## [Given exercise]
Locate each line with the string "name" in the listing below and copy it.

Figure collection entries:
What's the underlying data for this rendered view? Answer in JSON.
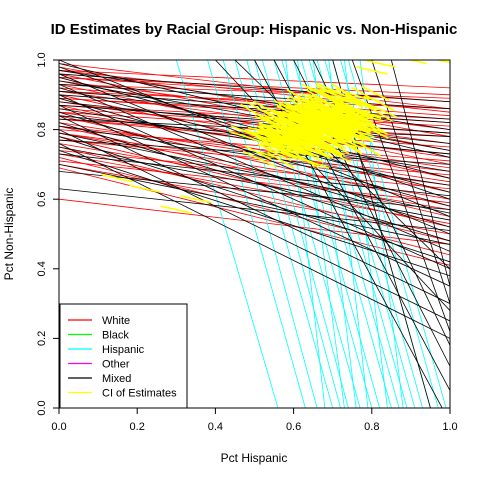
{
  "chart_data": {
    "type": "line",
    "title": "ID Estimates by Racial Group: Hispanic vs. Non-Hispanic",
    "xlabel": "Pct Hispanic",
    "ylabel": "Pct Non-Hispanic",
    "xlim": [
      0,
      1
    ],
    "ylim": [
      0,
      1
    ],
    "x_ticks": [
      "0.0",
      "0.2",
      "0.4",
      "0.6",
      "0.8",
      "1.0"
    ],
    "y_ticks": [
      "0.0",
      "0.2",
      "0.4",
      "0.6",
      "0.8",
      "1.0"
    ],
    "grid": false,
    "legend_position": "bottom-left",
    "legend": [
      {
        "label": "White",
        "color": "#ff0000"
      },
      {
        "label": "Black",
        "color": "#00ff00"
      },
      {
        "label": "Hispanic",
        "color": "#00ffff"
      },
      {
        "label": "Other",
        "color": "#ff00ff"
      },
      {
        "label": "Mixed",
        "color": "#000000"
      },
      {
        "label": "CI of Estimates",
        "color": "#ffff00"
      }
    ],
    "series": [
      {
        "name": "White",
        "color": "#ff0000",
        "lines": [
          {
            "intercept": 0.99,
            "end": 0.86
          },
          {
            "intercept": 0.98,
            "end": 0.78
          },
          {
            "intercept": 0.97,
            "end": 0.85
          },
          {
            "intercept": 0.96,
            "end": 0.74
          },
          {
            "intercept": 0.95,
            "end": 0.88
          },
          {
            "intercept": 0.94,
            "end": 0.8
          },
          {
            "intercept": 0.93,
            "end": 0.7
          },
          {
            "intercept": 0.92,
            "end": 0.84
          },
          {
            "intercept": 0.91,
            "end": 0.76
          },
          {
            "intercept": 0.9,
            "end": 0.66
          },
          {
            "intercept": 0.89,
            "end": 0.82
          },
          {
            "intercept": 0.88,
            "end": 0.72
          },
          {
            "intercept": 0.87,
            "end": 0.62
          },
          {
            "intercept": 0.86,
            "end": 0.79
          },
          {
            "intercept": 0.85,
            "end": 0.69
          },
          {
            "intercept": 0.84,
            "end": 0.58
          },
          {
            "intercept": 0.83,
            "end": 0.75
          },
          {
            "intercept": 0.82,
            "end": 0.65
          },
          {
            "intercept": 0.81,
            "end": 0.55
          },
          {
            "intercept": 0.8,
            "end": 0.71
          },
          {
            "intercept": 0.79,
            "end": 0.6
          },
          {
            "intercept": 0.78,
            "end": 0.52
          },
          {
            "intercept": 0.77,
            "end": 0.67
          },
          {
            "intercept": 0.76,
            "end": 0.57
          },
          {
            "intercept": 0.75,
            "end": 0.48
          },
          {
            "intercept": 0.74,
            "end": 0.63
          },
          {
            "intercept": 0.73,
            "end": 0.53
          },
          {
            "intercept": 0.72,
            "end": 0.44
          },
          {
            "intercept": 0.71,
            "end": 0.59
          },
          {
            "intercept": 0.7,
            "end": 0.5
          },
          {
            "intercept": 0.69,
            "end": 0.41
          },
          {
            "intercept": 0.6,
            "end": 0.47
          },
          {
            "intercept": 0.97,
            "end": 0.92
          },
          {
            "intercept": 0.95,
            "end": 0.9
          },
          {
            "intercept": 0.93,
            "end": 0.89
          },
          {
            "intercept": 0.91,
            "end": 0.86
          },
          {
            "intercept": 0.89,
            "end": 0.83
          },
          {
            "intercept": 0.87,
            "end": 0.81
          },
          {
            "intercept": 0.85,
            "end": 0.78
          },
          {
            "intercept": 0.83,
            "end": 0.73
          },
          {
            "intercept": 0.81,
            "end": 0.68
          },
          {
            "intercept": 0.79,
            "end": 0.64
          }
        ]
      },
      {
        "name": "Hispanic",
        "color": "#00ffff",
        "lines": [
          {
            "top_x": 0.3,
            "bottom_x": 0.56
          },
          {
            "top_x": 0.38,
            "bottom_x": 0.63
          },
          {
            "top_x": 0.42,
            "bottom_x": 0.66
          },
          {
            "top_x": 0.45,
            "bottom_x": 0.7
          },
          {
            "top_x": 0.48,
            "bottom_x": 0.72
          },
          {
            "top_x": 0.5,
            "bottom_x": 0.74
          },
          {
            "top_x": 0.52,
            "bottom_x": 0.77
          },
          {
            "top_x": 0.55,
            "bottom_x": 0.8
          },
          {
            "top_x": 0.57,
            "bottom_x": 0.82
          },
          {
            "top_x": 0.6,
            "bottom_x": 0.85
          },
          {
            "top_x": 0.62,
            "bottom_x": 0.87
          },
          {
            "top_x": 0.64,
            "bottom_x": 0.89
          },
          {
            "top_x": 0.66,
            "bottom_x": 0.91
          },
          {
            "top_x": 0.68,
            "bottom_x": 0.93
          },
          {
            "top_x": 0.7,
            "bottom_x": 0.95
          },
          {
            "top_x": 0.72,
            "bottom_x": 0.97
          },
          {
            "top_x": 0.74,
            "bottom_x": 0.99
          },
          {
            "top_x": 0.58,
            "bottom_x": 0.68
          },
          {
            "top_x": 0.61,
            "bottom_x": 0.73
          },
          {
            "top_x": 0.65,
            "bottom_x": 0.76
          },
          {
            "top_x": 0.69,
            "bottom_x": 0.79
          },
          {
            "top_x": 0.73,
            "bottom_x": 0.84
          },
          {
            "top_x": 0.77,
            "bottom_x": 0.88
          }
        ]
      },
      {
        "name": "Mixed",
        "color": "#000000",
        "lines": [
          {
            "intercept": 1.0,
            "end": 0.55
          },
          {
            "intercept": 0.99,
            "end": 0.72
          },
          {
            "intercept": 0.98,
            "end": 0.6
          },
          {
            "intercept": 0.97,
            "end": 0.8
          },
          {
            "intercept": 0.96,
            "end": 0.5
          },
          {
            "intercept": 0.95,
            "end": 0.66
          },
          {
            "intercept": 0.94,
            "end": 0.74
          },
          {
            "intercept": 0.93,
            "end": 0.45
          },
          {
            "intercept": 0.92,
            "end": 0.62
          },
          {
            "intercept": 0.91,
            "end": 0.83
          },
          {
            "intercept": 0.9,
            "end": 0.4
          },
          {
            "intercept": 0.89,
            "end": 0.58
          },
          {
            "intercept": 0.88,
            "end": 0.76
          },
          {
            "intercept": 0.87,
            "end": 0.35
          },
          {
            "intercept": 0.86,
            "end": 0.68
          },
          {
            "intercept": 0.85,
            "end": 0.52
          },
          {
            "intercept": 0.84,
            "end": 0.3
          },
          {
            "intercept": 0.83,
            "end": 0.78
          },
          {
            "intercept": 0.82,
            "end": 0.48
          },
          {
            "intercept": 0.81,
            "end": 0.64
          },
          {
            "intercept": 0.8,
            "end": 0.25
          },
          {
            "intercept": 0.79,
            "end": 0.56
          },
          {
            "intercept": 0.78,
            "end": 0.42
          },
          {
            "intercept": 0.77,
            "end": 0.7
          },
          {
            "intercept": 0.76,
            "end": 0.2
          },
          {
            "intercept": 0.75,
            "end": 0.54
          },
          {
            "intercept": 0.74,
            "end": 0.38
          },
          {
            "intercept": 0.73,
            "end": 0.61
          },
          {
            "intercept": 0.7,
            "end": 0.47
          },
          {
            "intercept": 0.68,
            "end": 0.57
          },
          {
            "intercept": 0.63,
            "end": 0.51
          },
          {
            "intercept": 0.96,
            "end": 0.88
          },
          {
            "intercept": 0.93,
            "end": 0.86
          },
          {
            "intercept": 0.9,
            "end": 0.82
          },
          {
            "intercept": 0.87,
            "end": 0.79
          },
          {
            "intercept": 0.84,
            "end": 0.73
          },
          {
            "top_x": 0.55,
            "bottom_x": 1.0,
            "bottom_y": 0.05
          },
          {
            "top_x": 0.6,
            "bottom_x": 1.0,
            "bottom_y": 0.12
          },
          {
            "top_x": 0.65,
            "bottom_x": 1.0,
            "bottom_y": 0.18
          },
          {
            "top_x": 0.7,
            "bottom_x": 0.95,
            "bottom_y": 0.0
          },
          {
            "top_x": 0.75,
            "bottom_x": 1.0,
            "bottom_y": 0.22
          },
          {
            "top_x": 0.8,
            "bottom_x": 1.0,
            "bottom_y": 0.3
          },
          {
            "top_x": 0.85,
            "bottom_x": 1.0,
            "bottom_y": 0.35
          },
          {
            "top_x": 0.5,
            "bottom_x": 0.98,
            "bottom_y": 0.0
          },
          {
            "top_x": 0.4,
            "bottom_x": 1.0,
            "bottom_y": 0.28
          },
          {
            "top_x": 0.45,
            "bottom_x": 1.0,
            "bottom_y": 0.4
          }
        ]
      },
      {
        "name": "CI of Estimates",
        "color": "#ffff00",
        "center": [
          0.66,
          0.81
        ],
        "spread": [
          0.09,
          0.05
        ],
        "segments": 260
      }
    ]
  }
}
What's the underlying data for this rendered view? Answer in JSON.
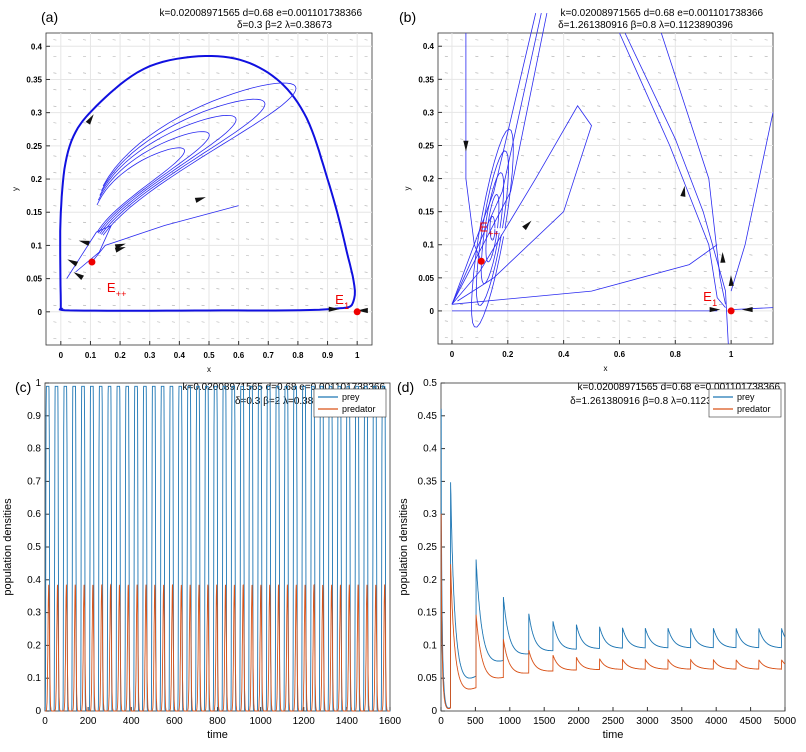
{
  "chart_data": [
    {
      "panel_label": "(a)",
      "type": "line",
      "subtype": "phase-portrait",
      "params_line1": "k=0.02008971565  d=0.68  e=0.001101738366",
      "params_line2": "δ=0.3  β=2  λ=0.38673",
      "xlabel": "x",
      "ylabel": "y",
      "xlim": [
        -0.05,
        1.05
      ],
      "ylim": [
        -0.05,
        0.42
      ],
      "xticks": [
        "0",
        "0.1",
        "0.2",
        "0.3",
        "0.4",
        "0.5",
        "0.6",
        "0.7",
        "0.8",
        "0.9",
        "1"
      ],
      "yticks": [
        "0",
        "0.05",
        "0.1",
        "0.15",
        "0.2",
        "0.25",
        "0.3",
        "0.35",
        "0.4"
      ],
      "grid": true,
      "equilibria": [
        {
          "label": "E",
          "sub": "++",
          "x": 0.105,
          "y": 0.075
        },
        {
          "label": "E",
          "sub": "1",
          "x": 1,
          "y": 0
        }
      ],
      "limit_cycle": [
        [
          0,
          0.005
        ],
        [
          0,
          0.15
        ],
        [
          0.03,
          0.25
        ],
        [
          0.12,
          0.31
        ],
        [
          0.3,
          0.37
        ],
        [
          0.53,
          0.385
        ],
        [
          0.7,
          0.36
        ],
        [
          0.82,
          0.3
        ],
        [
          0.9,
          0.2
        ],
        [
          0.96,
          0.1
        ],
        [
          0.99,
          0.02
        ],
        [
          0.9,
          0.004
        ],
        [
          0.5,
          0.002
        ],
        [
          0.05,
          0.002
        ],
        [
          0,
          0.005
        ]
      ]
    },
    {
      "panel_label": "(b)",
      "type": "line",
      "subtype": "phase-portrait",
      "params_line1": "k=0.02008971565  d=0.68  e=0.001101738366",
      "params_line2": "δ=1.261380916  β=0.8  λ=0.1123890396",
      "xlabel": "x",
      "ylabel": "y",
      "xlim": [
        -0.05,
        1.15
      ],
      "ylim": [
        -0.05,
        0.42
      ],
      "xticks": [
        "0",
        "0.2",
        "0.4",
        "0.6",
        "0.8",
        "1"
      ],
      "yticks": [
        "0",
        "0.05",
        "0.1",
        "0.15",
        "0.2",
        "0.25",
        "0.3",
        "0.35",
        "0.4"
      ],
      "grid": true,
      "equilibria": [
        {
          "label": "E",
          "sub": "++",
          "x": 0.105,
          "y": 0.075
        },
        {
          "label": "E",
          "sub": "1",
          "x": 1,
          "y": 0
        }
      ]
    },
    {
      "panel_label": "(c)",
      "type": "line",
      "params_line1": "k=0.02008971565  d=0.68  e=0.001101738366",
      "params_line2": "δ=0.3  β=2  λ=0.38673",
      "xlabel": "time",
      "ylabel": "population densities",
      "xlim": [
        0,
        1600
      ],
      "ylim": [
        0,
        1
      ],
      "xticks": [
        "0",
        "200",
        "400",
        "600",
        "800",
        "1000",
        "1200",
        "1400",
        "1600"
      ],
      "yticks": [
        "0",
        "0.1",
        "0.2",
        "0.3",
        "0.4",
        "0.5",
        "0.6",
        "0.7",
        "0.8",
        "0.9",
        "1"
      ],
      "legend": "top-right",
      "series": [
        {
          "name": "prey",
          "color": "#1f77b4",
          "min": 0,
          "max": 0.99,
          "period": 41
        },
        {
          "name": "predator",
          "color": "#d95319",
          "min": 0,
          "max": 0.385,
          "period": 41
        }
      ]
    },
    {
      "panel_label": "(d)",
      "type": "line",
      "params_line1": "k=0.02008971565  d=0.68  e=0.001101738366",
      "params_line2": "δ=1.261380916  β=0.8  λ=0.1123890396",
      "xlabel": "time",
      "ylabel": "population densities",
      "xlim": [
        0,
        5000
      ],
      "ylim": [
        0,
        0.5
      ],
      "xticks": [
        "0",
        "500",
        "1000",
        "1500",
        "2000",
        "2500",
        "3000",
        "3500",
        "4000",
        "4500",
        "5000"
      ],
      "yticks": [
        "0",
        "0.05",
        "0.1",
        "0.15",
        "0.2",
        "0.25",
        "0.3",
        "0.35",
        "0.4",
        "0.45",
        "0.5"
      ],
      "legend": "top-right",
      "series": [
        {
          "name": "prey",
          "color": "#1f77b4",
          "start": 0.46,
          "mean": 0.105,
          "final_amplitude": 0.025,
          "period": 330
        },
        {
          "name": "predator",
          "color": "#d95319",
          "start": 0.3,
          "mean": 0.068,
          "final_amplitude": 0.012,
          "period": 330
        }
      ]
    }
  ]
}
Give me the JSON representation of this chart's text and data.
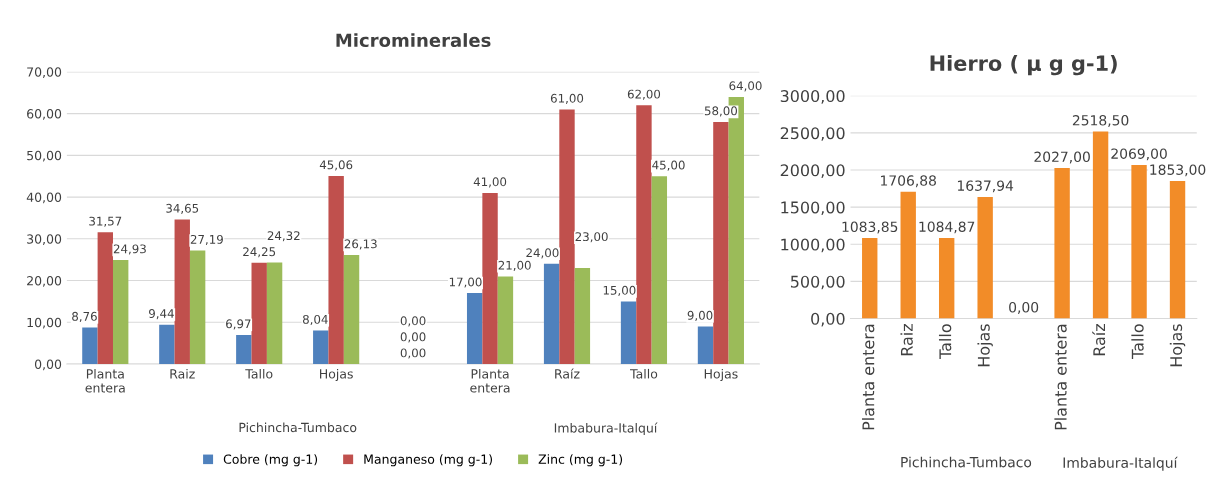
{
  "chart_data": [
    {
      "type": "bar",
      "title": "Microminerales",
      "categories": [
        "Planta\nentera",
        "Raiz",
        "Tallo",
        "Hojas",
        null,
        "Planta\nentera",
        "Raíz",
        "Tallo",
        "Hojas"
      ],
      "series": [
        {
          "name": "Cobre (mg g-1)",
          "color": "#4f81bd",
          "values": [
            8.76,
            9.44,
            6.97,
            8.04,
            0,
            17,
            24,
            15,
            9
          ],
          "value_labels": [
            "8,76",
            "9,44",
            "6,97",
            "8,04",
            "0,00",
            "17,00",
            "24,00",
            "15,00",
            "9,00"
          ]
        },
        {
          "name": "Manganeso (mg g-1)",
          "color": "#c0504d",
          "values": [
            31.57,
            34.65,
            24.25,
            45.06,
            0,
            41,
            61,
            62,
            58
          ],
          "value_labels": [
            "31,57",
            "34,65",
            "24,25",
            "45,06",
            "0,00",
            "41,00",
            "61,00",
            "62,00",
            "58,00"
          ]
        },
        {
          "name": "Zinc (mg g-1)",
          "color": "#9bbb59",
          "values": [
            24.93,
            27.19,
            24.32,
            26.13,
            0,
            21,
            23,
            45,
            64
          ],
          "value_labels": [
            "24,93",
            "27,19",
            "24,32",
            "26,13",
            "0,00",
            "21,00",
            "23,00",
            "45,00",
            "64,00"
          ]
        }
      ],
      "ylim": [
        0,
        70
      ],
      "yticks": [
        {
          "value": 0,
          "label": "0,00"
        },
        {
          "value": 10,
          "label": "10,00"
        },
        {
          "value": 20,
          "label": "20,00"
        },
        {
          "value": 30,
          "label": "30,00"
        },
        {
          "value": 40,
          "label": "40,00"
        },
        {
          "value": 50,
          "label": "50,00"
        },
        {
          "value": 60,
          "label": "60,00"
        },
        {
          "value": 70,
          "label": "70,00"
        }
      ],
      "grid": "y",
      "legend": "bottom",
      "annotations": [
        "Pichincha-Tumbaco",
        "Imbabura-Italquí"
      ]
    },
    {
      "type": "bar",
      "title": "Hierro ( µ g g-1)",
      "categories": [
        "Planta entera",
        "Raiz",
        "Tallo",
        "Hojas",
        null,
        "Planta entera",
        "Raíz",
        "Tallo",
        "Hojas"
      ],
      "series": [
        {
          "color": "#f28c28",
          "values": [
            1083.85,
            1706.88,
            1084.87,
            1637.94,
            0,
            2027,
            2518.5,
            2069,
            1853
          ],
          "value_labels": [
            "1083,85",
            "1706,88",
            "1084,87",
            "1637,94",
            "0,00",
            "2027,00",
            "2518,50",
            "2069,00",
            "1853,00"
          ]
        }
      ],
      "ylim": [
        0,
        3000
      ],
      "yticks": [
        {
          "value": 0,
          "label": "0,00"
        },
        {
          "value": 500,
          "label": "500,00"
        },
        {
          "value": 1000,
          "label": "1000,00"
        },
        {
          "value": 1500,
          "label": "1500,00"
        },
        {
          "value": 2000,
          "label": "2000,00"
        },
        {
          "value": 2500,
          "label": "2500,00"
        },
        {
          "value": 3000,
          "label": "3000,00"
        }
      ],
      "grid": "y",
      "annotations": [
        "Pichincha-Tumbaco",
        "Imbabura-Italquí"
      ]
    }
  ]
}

## [Solution to this task]
        "name": "White",
        "name": "Hispanic",
        "name": "Mixed",
        "name": "CI of Estimates",
          "name": "prey",
          "name": "predator",
          "name": "prey",
          "name": "predator",
          "name": "Cobre (mg g-1)",
          "name": "Manganeso (mg g-1)",
          "name": "Zinc (mg g-1)",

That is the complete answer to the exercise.